STATED EXERCISE 1
In the rows below, write out every line from the one holding "data-point [403,150,408,156]" through the one holding "data-point [536,113,541,118]", inclusive, copying each line unchanged.

DOCUMENT EXCERPT
— START —

December 22, 2024

Fermin and Pasquantino homer as Royals hand White Sox 17th straight loss, 10-3

Mariners Royals Baseball

Kansas City Royals' Vinnie Pasquantino hits a triple during the first inning of a baseball game against the Seattle Mariners Sunday, June 9, 2024, in Kansas City, Mo. (AP Photo/Charlie Riedel)

By MATT CARLSON Associated Press

CHICAGO (AP) — Freddy Fermin launched a two-run homer among his four hits and the Kansas City Royals pounded the White Sox 10-3 on Wednesday, extending Chicago’s franchise-record losing streak to 17 games.

Vinnie Pasquantino added a two-run shot and finished with three RBIs. Salvador Perez had three hits and drove in two runs in his 1,500th career game as the Royals won their third straight.

Perez joked that Fermin had his first four-hit game in the majors because the two natives of Venezuela chatted beforehand. Fermin appreciated the humor, then went to work.

“Just created my plan and tried to make a good swing and I did,” said Fermin, who is getting increased playing time and raised his batting average to .304. “I just want to continue to do that.”

Major league batting leader Bobby Witt Jr. lengthened his hitting streak to 13 games with two infield singles, boosting his average to .349. The star shortstop walked twice, scored three runs and stole his 24th base as the middle of the Royals lineup produced.

“That’s why they are the heart of the order,” manager Matt Quatraro said. “That’s what we need from them and they know that. When they’re driving in runs and getting on base, we’re a deep lineup.”

Andrew Benintendi drove in two runs with a double and finished with two hits for the major league-worst White Sox, whose slide is the longest since Arizona dropped 17 straight games in 2021.

“Show up in Minnesota,” Benintendi suggested as a way to end the skid. “I mean, if you dwell on it too long, I guess it will eat you up. So focus on the next one.”

— END —

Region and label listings
— START —

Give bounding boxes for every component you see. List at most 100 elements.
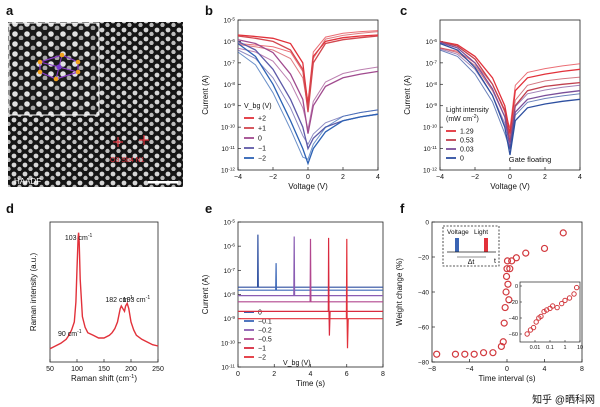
watermark: 知乎 @晒科网 [532, 393, 595, 406]
x-tick-label: 2 [272, 371, 276, 378]
legend-label: −1 [258, 146, 266, 153]
series-line [237, 51, 379, 160]
inset-point [541, 308, 547, 315]
legend-label: −1 [258, 346, 266, 353]
x-tick-label: 4 [376, 174, 380, 181]
legend-label: −2 [258, 355, 266, 362]
series-line [439, 47, 581, 129]
peak-label: 90 cm-1 [58, 329, 82, 338]
y-tick-label: 10-9 [426, 102, 438, 111]
y-tick-label: 10-7 [224, 59, 236, 68]
series-line [237, 30, 379, 102]
legend-label: 0.03 [460, 147, 474, 154]
chart-d: 50 100 150 200 250 Raman shift (cm-1) Raman in… [29, 221, 164, 383]
series-line [237, 39, 379, 134]
y-tick-label: 10-11 [221, 363, 235, 372]
y-tick-label: −80 [418, 360, 429, 367]
schematic-dt: Δt [468, 259, 475, 266]
x-tick-label: 4 [578, 174, 582, 181]
panel-a-micrograph: O3 Sb4 N1 HAADF [8, 22, 183, 187]
axes-frame [49, 221, 159, 363]
atom-markers [113, 135, 149, 147]
schematic-box [442, 225, 500, 267]
panel-label-a: a [6, 3, 14, 18]
chart-e: 0 2 4 6 8 10-11 10-10 10-9 10-8 10-7 10-6 10-5 Time … [201, 218, 385, 388]
y-tick-label: 10-11 [221, 145, 235, 154]
y-tick-label: 10-8 [426, 80, 438, 89]
y-tick-label: 10-7 [426, 59, 438, 68]
y-tick-label: 10-12 [221, 166, 235, 175]
annotation-gate-floating: Gate floating [509, 155, 552, 164]
y-axis-label: Current (A) [201, 75, 210, 115]
y-axis-label: Current (A) [403, 75, 412, 115]
y-tick-label: 10-7 [224, 266, 236, 275]
x-tick-label: 8 [381, 371, 385, 378]
data-point [499, 338, 507, 346]
inset-y-tick-label: −20 [509, 300, 518, 306]
inset-point [558, 300, 565, 307]
legend-label: 0 [258, 310, 262, 317]
series-line [439, 42, 581, 156]
legend-label: +2 [258, 116, 266, 123]
x-tick-label: −4 [466, 366, 474, 373]
y-tick-label: 10-11 [423, 145, 437, 154]
panel-label-d: d [6, 201, 14, 216]
x-tick-label: 150 [98, 366, 110, 373]
y-axis-label: Current (A) [201, 274, 210, 314]
y-tick-label: −60 [418, 325, 429, 332]
legend-label: 0.53 [460, 138, 474, 145]
inset-point [554, 304, 560, 311]
crystal-structure-overlay [37, 52, 81, 82]
panel-labels: a b c d e f [6, 3, 407, 216]
inset-x-tick-label: 10 [577, 345, 583, 351]
data-point [502, 272, 511, 281]
x-axis-label: Voltage (V) [490, 182, 530, 191]
haadf-inset [8, 22, 100, 116]
inset-point [538, 313, 544, 320]
x-tick-label: −4 [436, 174, 444, 181]
data-point [540, 244, 549, 253]
x-tick-label: −2 [269, 174, 277, 181]
x-axis-label: Time interval (s) [478, 374, 535, 383]
data-point [433, 350, 441, 358]
legend-label: 1.29 [460, 129, 474, 136]
legend-title: V_bg (V) [244, 103, 272, 110]
inset-y-tick-label: 0 [515, 284, 518, 290]
inset-point [524, 331, 530, 337]
raman-spectrum [49, 232, 159, 350]
data-point [501, 303, 509, 312]
data-point [497, 342, 505, 351]
series-line [238, 238, 383, 349]
charts: −4 −2 0 2 410-1210-1110-1010-910-810-710-610… [29, 16, 595, 406]
data-point [503, 257, 512, 265]
inset-x-tick-label: 0.1 [546, 345, 554, 351]
legend-subtitle: (mW cm-2) [446, 114, 479, 123]
inset-y-tick-label: −60 [509, 332, 518, 338]
data-point [504, 280, 512, 288]
y-tick-label: 10-5 [224, 218, 236, 227]
legend-label: +1 [258, 126, 266, 133]
legend-title: Light intensity [446, 107, 489, 114]
inset-point [573, 284, 580, 291]
schematic-light: Light [474, 229, 488, 236]
data-point [489, 349, 497, 357]
data-point [451, 350, 460, 358]
schematic-voltage: Voltage [447, 229, 469, 236]
inset-y-tick-label: −40 [509, 316, 518, 322]
haadf-caption: HAADF [14, 177, 41, 186]
y-axis-label: Raman intensity (a.u.) [29, 253, 38, 332]
inset-x-tick-label: 1 [563, 345, 566, 351]
series-line [237, 47, 379, 130]
x-tick-label: 2 [543, 174, 547, 181]
x-tick-label: −8 [428, 366, 436, 373]
y-tick-label: 10-12 [423, 166, 437, 175]
x-tick-label: 0 [306, 174, 310, 181]
data-point [502, 288, 510, 296]
series-line [439, 47, 581, 137]
data-point [503, 265, 511, 273]
series-line [439, 49, 581, 150]
y-tick-label: 10-6 [426, 37, 438, 46]
y-tick-label: 10-6 [224, 37, 236, 46]
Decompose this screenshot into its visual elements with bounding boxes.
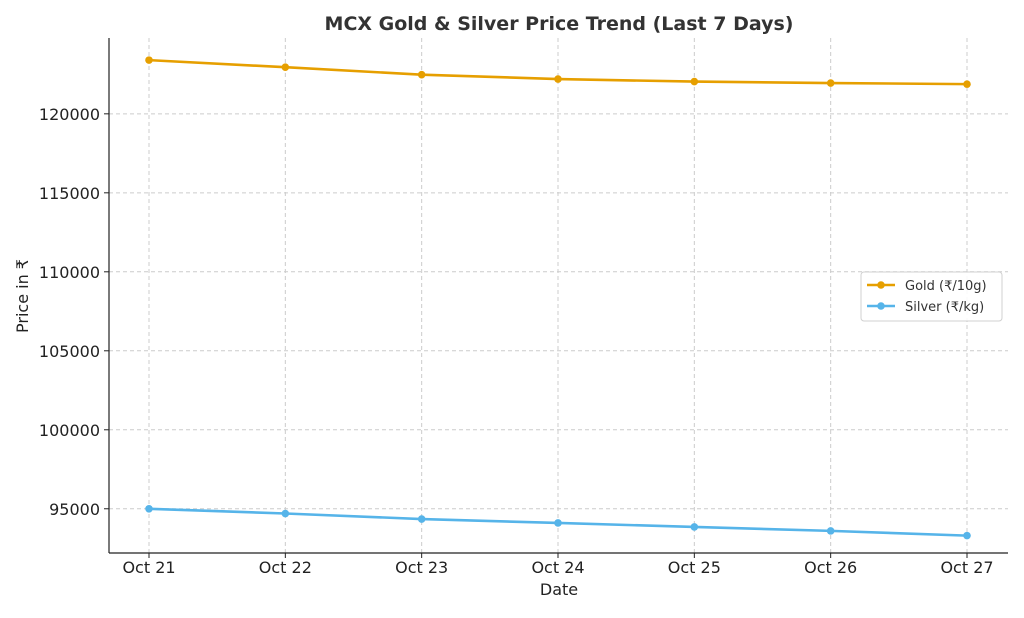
data-point (281, 63, 290, 72)
series-0 (145, 56, 971, 88)
legend-swatch-marker (877, 281, 885, 289)
x-tick-label: Oct 26 (804, 558, 857, 577)
legend-label: Gold (₹/10g) (905, 279, 987, 294)
data-point (417, 70, 426, 79)
x-tick-label: Oct 21 (122, 558, 175, 577)
y-tick-label: 110000 (39, 263, 100, 282)
y-tick-label: 95000 (49, 500, 100, 519)
legend-swatch-marker (877, 302, 885, 310)
y-tick-label: 120000 (39, 105, 100, 124)
data-point (826, 79, 835, 87)
data-point (554, 75, 562, 83)
x-tick-label: Oct 24 (531, 558, 584, 577)
legend-label: Silver (₹/kg) (905, 300, 984, 315)
y-tick-label: 100000 (39, 421, 100, 440)
data-point (690, 523, 699, 531)
data-point (145, 504, 153, 513)
tick-labels: Oct 21 Oct 22 Oct 23 Oct 24 Oct 25 Oct 26 Oct … (39, 105, 994, 577)
series-1 (145, 504, 971, 540)
series-lines (145, 56, 971, 540)
y-axis-label: Price in ₹ (13, 259, 32, 333)
x-tick-label: Oct 22 (259, 558, 312, 577)
legend-item: Silver (₹/kg) (867, 300, 984, 315)
data-point (826, 527, 835, 535)
data-point (281, 509, 290, 518)
x-tick-label: Oct 25 (668, 558, 721, 577)
data-point (417, 515, 426, 523)
chart-title: MCX Gold & Silver Price Trend (Last 7 Da… (325, 13, 794, 35)
data-point (963, 80, 971, 88)
data-point (690, 77, 699, 86)
axes (104, 38, 1008, 558)
data-point (554, 519, 562, 527)
legend-box (860, 271, 1003, 322)
legend: Gold (₹/10g) Silver (₹/kg) (860, 271, 1003, 322)
grid (109, 38, 1008, 553)
data-point (963, 531, 971, 540)
x-axis-label: Date (540, 580, 578, 599)
y-tick-label: 105000 (39, 342, 100, 361)
legend-item: Gold (₹/10g) (867, 279, 987, 294)
x-tick-label: Oct 23 (395, 558, 448, 577)
y-tick-label: 115000 (39, 184, 100, 203)
x-tick-label: Oct 27 (940, 558, 993, 577)
data-point (145, 56, 153, 64)
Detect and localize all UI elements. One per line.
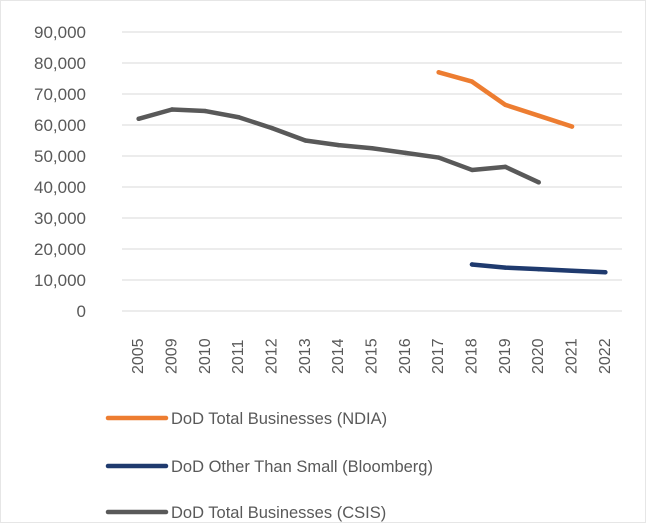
data-point [403,150,408,156]
legend-label: DoD Total Businesses (CSIS) [171,504,386,522]
legend-item: DoD Total Businesses (NDIA) [105,410,387,428]
y-tick-label: 90,000 [34,23,86,42]
data-point [436,70,441,75]
data-point [336,142,341,148]
data-point [536,113,541,118]
legend-item: DoD Total Businesses (CSIS) [105,504,386,522]
legend: DoD Total Businesses (NDIA) DoD Other Tha… [105,410,433,522]
x-axis-tick-labels: 2005 2009 2010 2011 2012 2013 2014 2015 2016 2017… [130,338,614,374]
y-axis-tick-labels: 0 10,000 20,000 30,000 40,000 50,000 60,000 70,… [34,23,86,321]
series-line [436,70,575,129]
series-1 [436,70,575,129]
x-tick-label: 2015 [364,338,381,374]
series-3 [136,107,541,185]
y-tick-label: 10,000 [34,271,86,290]
x-tick-label: 2012 [264,338,281,374]
data-point [236,115,241,120]
x-tick-label: 2016 [397,338,414,374]
data-point [503,164,508,170]
data-point [369,146,375,151]
y-tick-label: 20,000 [34,240,86,259]
data-point [503,265,508,270]
data-point [469,167,475,173]
x-tick-label: 2011 [230,339,247,374]
x-tick-label: 2014 [330,338,347,374]
x-tick-label: 2013 [297,338,314,374]
x-tick-label: 2018 [464,338,481,374]
data-point [536,180,541,185]
x-tick-label: 2005 [130,338,147,374]
data-point [169,107,175,112]
y-tick-label: 70,000 [34,85,86,104]
data-point [436,155,441,160]
x-tick-label: 2020 [530,338,547,374]
x-tick-label: 2010 [197,338,214,374]
x-tick-label: 2019 [497,338,514,374]
y-tick-label: 40,000 [34,178,86,197]
data-point [569,268,575,273]
series-2 [469,262,608,275]
data-point [136,116,141,122]
data-point [469,262,475,267]
data-point [536,266,541,272]
data-point [503,102,508,108]
x-tick-label: 2017 [430,338,447,374]
data-point [303,138,308,143]
x-tick-label: 2021 [564,338,581,374]
legend-label: DoD Other Than Small (Bloomberg) [171,458,433,476]
series-lines [136,70,608,275]
data-point [269,125,275,131]
data-point [469,79,475,84]
data-point [203,108,208,114]
y-tick-label: 0 [77,302,86,321]
legend-label: DoD Total Businesses (NDIA) [171,410,387,428]
legend-item: DoD Other Than Small (Bloomberg) [105,458,433,476]
y-tick-label: 60,000 [34,116,86,135]
x-tick-label: 2022 [597,338,614,374]
y-tick-label: 30,000 [34,209,86,228]
x-tick-label: 2009 [164,338,181,374]
y-tick-label: 50,000 [34,147,86,166]
gridlines [122,31,622,312]
data-point [569,124,575,129]
y-tick-label: 80,000 [34,54,86,73]
data-point [603,270,608,275]
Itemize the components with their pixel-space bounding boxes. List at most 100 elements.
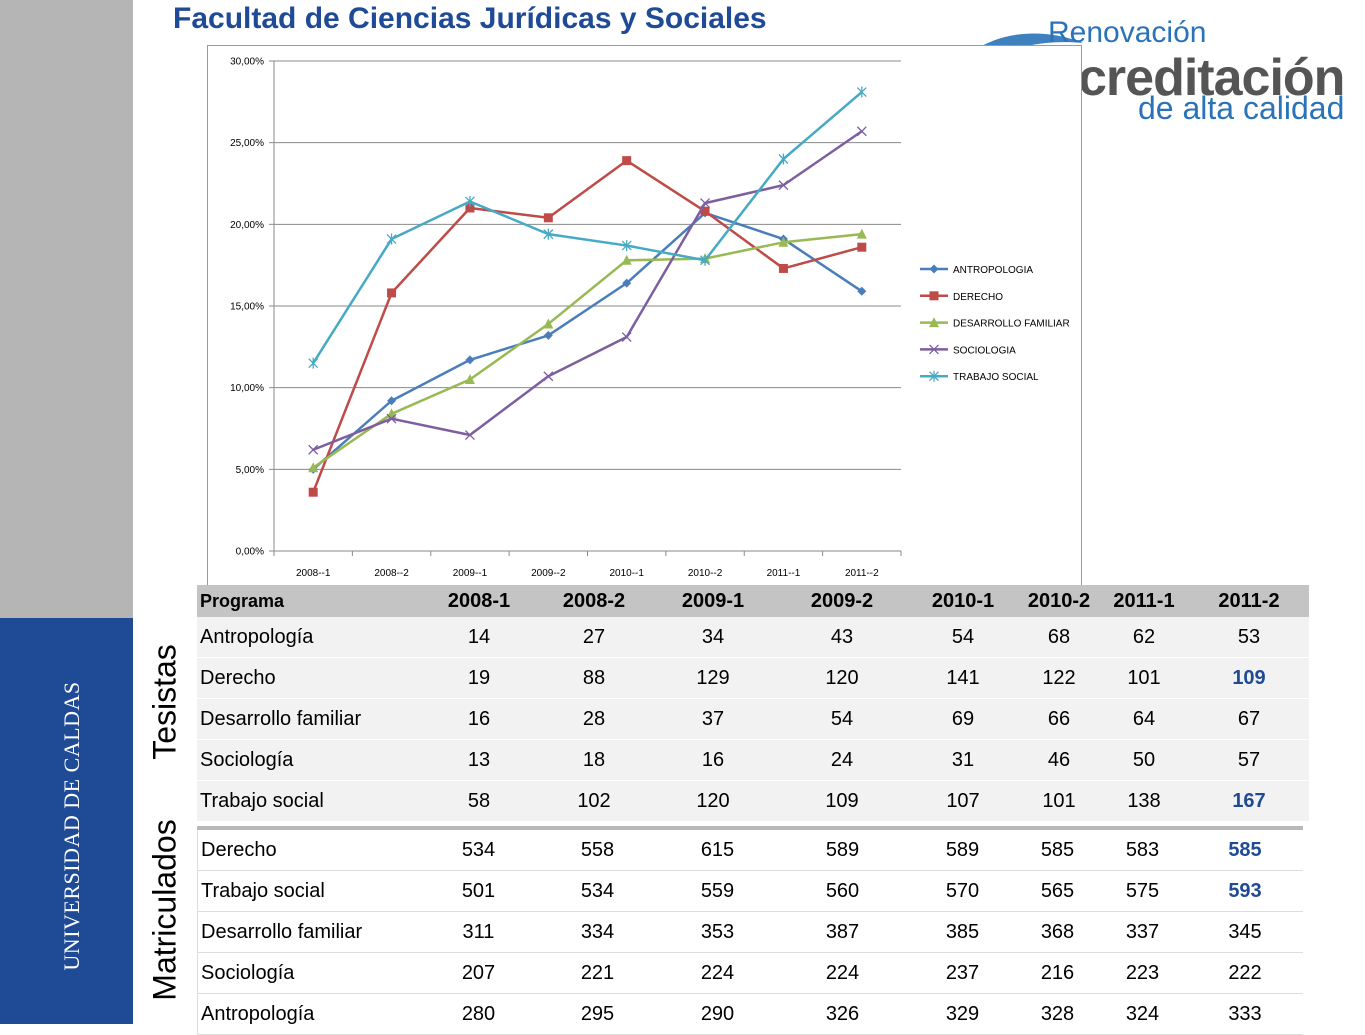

— END —

STATED EXERCISE 2
Extend the news story about the Royals beating the White Sox 10-3, picking up after its final sentence.

FINAL RESULT 1
data-point [403,150,408,156]
legend-label: DoD Total Businesses (CSIS) [171,504,386,522]
legend-item: DoD Total Businesses (NDIA) [105,410,387,428]
y-tick-label: 90,000 [34,23,86,42]
data-point [436,70,441,75]
data-point [336,142,341,148]
data-point [536,113,541,118]

FINAL RESULT 2
Chicago (27-84) is 57 games below .500 for the first time and on pace for a worse finish than the 1962 New York Mets, whose 40-120 mark during their inaugural season is the poorest in baseball’s modern era (since 1900).

Brady Singer (8-6) allowed three runs on six hits over seven innings in his third straight win. The right-hander struck out four, walked none and was touched up only when Chicago scored three times in the second.

Singer settled down and retired 17 of his last 19 hitters.

“I was struggling a little bit at the beginning of the year,” he said. “I’m happy to get deep into ballgames toward the end of the year here.”

Kansas City is 60-49, a 26-win improvement over 2023 through 109 games, and holds an AL wild card.

White Sox rookie Drew Thorpe (3-3) yielded six runs and seven hits over five innings in a second consecutive rough outing following five quality starts.

The Royals jumped ahead 1-0 in the first on Pasquantino’s single. Fermin’s sixth homer in the second upped it to 3-0.

The White Sox tied it in the bottom half. Benintendi drove in two runs with his double and scored on Dominic Fletcher’s single.

Witt came home on Perez’s single in the third to put Kansas City back on top 4-3.

The Royals increased it to 6-3 in the fifth. Perez’s liner rolled out of Fletcher’s glove in center for a double to drive in a run. Hunter Renfroe followed with a sacrifice fly.

Pasquantino’s 12th homer iced it in a four-run eighth.

RETOOLED ROTATION

Kansas City RHP Michael Lorenzen, acquired from Texas in a trade Monday, will start Saturday at Detroit.

Lorenzen will fill the slot of righty Alec Marsh, who was optioned to Triple-A Omaha. Marsh was sent down to make room for reliever Lucas Erceg, who reported to the Royals and pitched a perfect eighth following a trade from Oakland.

TRAINER’S ROOM

White Sox 3B Yoán Moncada, out since April 9 with a left adductor strain, is “ramping up” activity at the team’s Arizona training facility, manager Pedro Grifol said.

UP NEXT

Royals: RHP Seth Lugo (12-5, 2.66 ERA) faces Tigers RHP Keider Montero (1-4, 6.38) in Detroit on Thursday.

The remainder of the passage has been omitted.